Data entries:

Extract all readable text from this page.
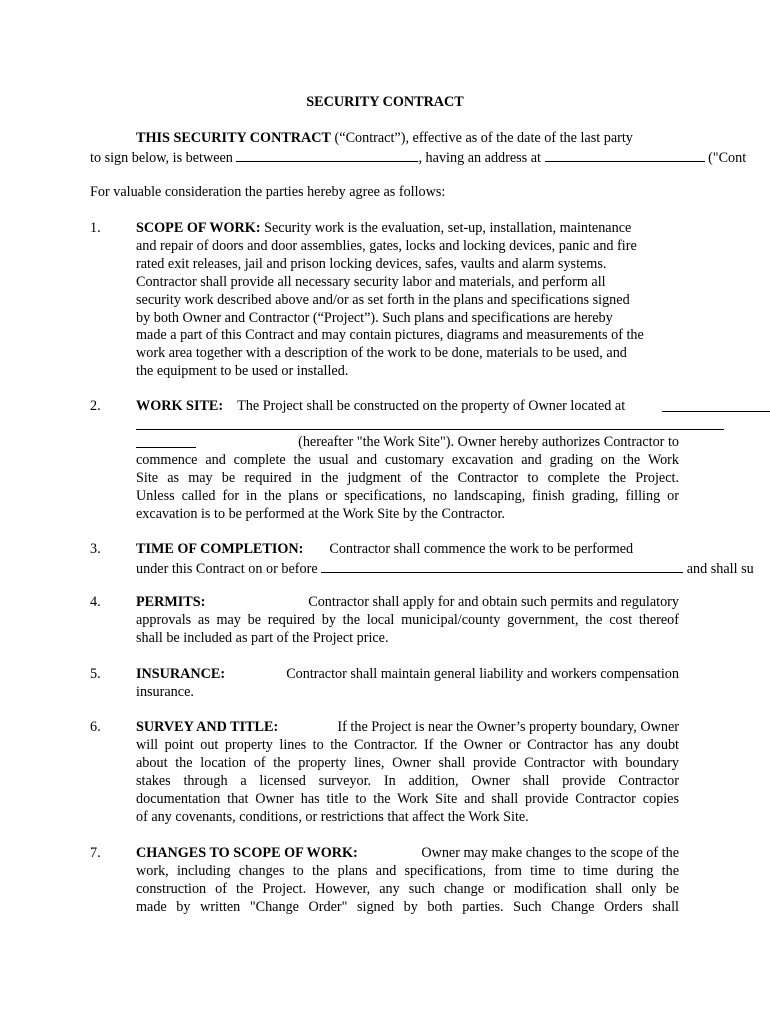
SECURITY CONTRACT
THIS SECURITY CONTRACT (“Contract”), effective as of the date of the last party
to sign below, is between	, having an address at	("Cont
For valuable consideration the parties hereby agree as follows:
1. SCOPE OF WORK: Security work is the evaluation, set-up, installation, maintenance
and repair of doors and door assemblies, gates, locks and locking devices, panic and fire
rated exit releases, jail and prison locking devices, safes, vaults and alarm systems.
Contractor shall provide all necessary security labor and materials, and perform all
security work described above and/or as set forth in the plans and specifications signed
by both Owner and Contractor (“Project”). Such plans and specifications are hereby
made a part of this Contract and may contain pictures, diagrams and measurements of the
work area together with a description of the work to be done, materials to be used, and
the equipment to be used or installed.
2. WORK SITE: The Project shall be constructed on the property of Owner located at
(hereafter "the Work Site"). Owner hereby authorizes Contractor to
commence and complete the usual and customary excavation and grading on the Work
Site as may be required in the judgment of the Contractor to complete the Project.
Unless called for in the plans or specifications, no landscaping, finish grading, filling or
excavation is to be performed at the Work Site by the Contractor.
3. TIME OF COMPLETION: Contractor shall commence the work to be performed
under this Contract on or before	and shall su
4. PERMITS:	Contractor shall apply for and obtain such permits and regulatory
approvals as may be required by the local municipal/county government, the cost thereof
shall be included as part of the Project price.
5. INSURANCE:	Contractor shall maintain general liability and workers compensation
insurance.
6. SURVEY AND TITLE:	If the Project is near the Owner’s property boundary, Owner
will point out property lines to the Contractor. If the Owner or Contractor has any doubt
about the location of the property lines, Owner shall provide Contractor with boundary
stakes through a licensed surveyor. In addition, Owner shall provide Contractor
documentation that Owner has title to the Work Site and shall provide Contractor copies
of any covenants, conditions, or restrictions that affect the Work Site.
7. CHANGES TO SCOPE OF WORK:	Owner may make changes to the scope of the
work, including changes to the plans and specifications, from time to time during the
construction of the Project. However, any such change or modification shall only be
made by written "Change Order" signed by both parties. Such Change Orders shall
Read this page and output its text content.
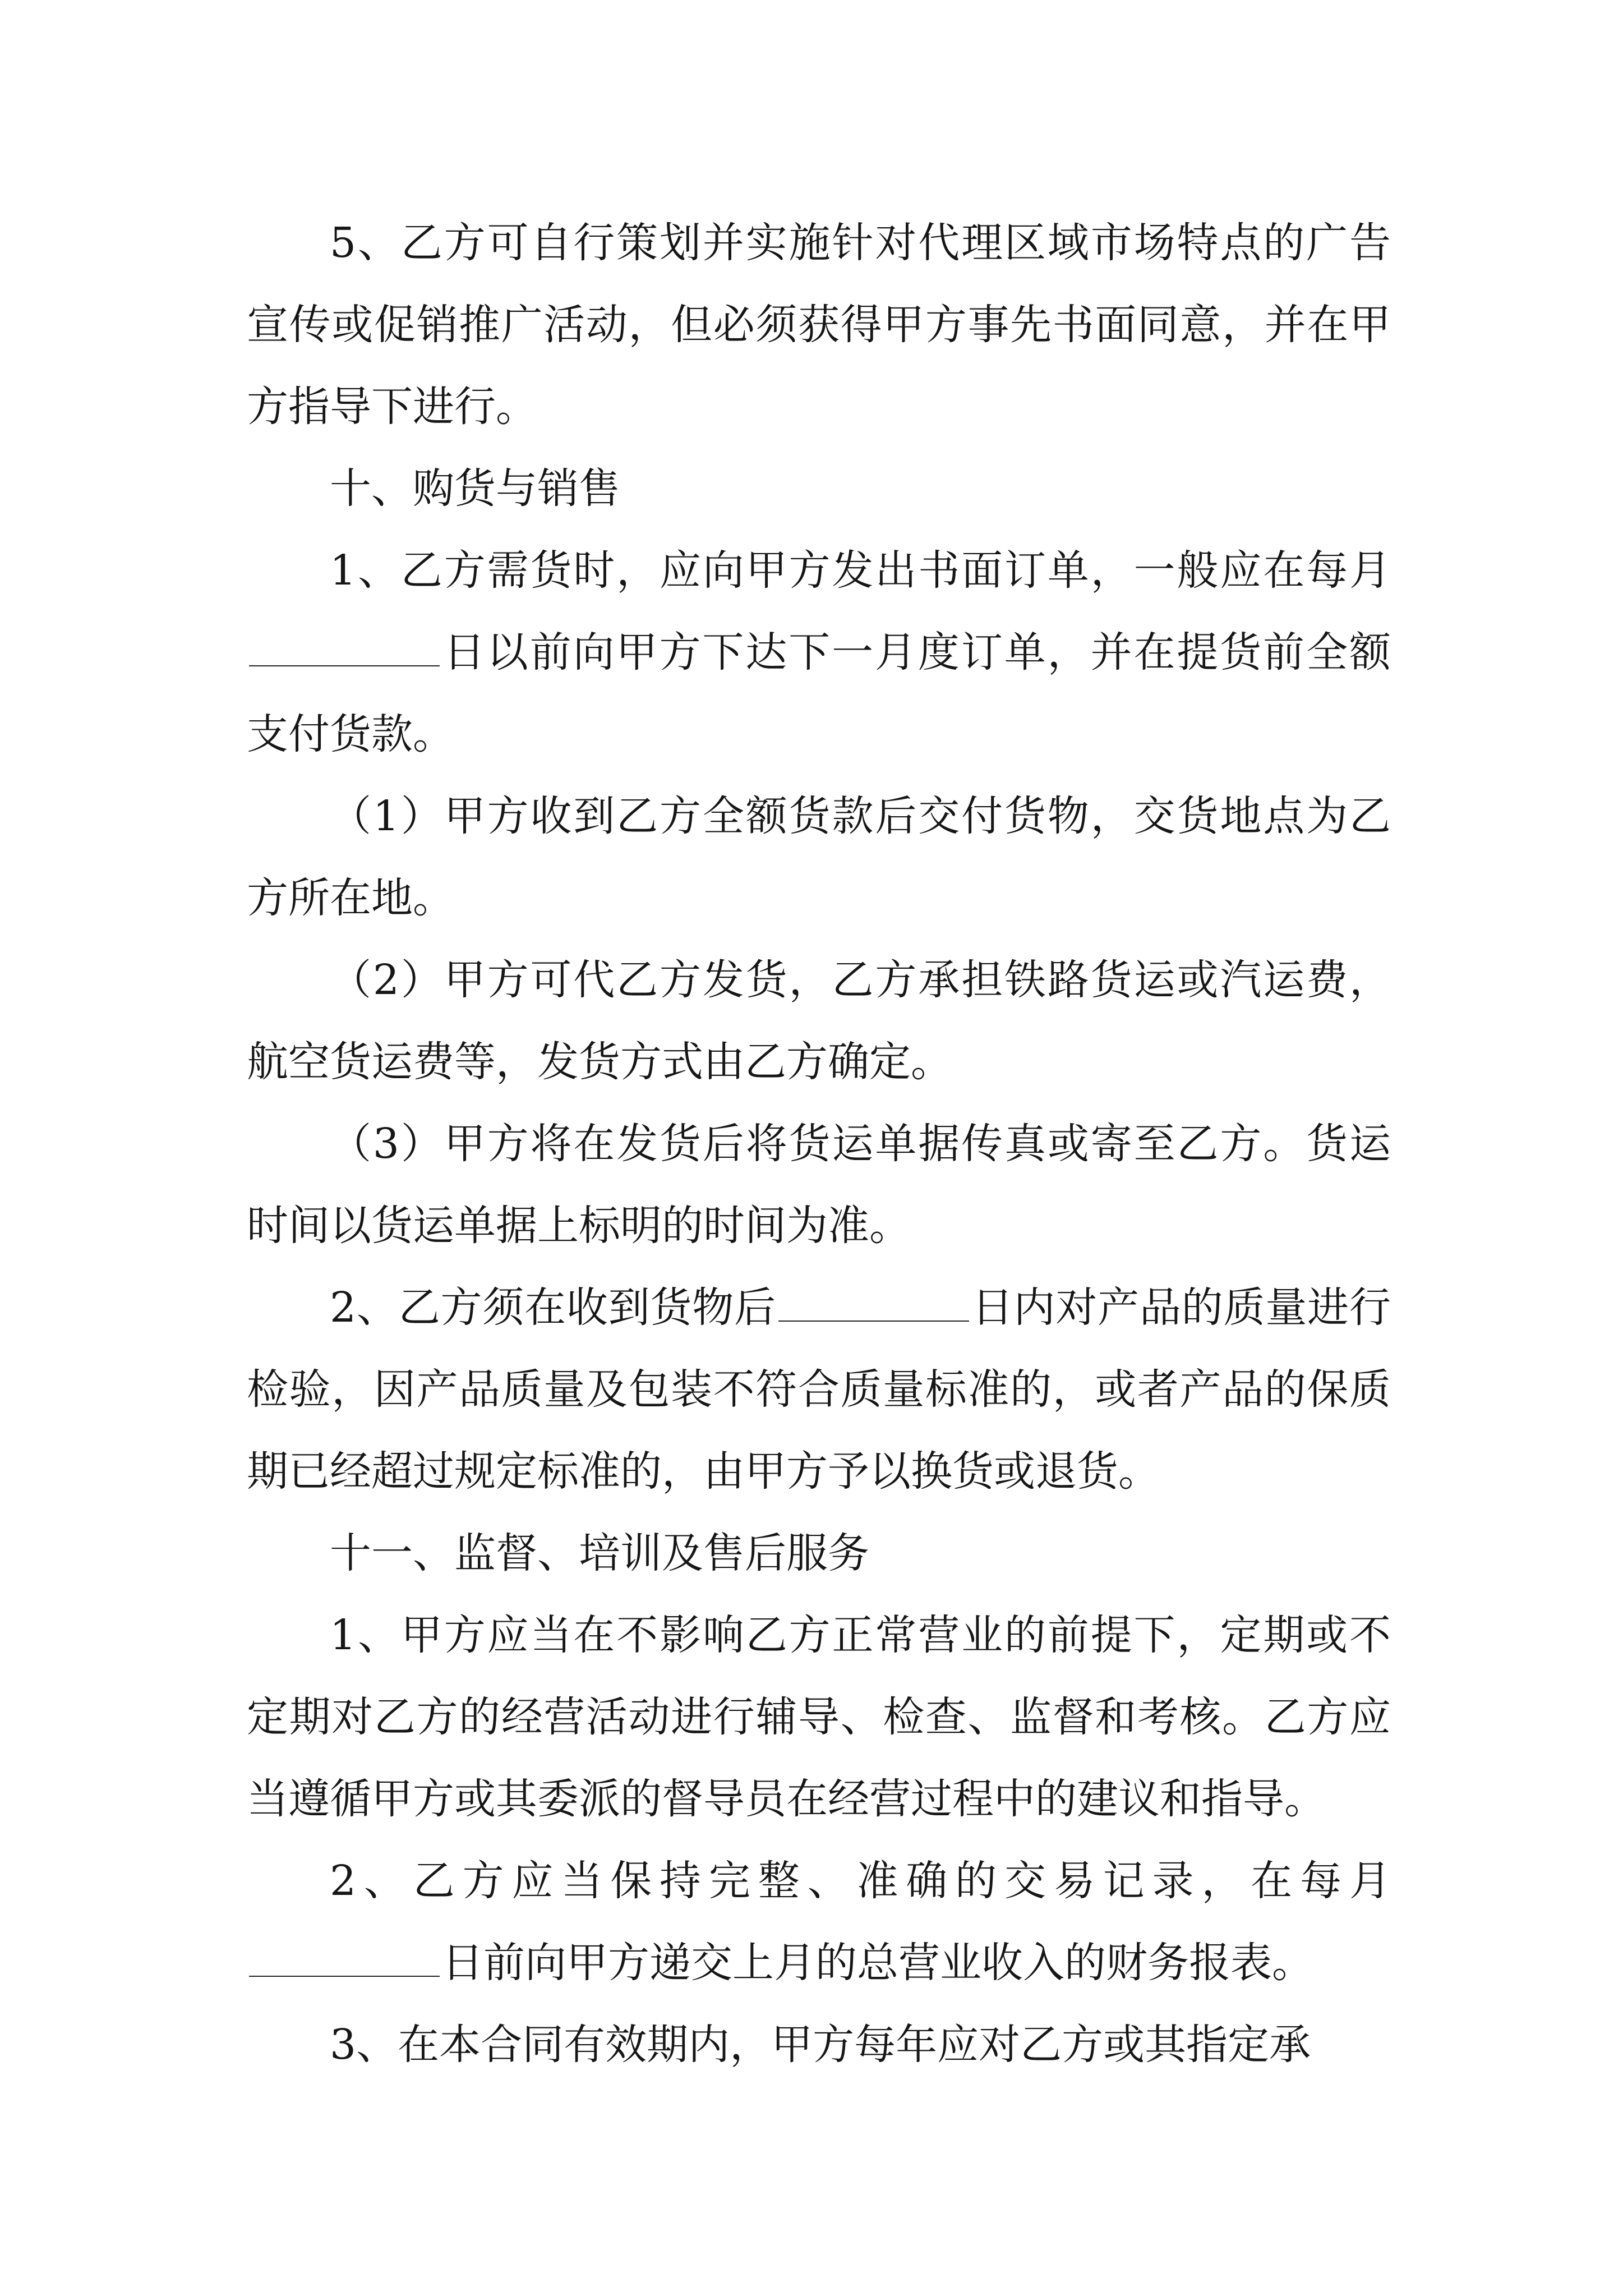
5、乙方可自行策划并实施针对代理区域市场特点的广告宣传或促销推广活动，但必须获得甲方事先书面同意，并在甲方指导下进行。

十、购货与销售

1、乙方需货时，应向甲方发出书面订单，一般应在每月日以前向甲方下达下一月度订单，并在提货前全额支付货款。

（1）甲方收到乙方全额货款后交付货物，交货地点为乙方所在地。

（2）甲方可代乙方发货，乙方承担铁路货运或汽运费，航空货运费等，发货方式由乙方确定。

（3）甲方将在发货后将货运单据传真或寄至乙方。货运时间以货运单据上标明的时间为准。

2、乙方须在收到货物后	日内对产品的质量进行检验，因产品质量及包装不符合质量标准的，或者产品的保质期已经超过规定标准的，由甲方予以换货或退货。

十一、监督、培训及售后服务

1、甲方应当在不影响乙方正常营业的前提下，定期或不定期对乙方的经营活动进行辅导、检查、监督和考核。乙方应当遵循甲方或其委派的督导员在经营过程中的建议和指导。

2、乙方应当保持完整、准确的交易记录，在每月日前向甲方递交上月的总营业收入的财务报表。

3、在本合同有效期内，甲方每年应对乙方或其指定承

PROBLEM REQUIREMENTS> Filter the records, keeping only lines that contain "boundary", and show those lines.

OUTPUT FOR THIS EXERCISE>
6. SURVEY AND TITLE:	If the Project is near the Owner’s property boundary, Owner
about the location of the property lines, Owner shall provide Contractor with boundary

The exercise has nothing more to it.